» SET EXERCISE: Where a line contains the word "şimdi", copy that line.

***** RAW RECORDS *****

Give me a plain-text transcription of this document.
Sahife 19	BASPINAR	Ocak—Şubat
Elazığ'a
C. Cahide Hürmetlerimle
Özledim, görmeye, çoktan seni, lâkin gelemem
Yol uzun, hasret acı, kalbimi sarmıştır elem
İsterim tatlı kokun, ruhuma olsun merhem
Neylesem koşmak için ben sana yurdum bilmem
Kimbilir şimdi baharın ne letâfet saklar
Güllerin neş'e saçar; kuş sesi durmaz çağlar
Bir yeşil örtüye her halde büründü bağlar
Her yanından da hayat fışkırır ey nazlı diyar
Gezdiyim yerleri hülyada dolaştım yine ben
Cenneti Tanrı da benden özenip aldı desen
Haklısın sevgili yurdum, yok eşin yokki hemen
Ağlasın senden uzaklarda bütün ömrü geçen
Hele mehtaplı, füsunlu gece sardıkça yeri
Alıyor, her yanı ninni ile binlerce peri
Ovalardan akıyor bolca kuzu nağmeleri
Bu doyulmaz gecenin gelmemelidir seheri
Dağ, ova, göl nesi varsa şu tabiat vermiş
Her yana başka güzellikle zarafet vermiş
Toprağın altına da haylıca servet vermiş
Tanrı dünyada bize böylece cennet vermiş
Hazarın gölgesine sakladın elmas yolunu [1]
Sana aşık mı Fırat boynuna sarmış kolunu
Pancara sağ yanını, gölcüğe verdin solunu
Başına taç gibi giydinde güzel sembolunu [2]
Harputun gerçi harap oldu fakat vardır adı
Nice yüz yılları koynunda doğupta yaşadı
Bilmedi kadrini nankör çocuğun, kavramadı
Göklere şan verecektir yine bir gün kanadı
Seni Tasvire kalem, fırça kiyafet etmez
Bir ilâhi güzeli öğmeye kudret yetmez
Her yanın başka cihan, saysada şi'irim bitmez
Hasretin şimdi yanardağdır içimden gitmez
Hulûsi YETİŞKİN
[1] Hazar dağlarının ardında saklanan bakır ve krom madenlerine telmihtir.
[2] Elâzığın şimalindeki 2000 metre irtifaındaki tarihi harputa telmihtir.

*****

» TASK RESULT:
Kimbilir şimdi baharın ne letâfet saklar
Hasretin şimdi yanardağdır içimden gitmez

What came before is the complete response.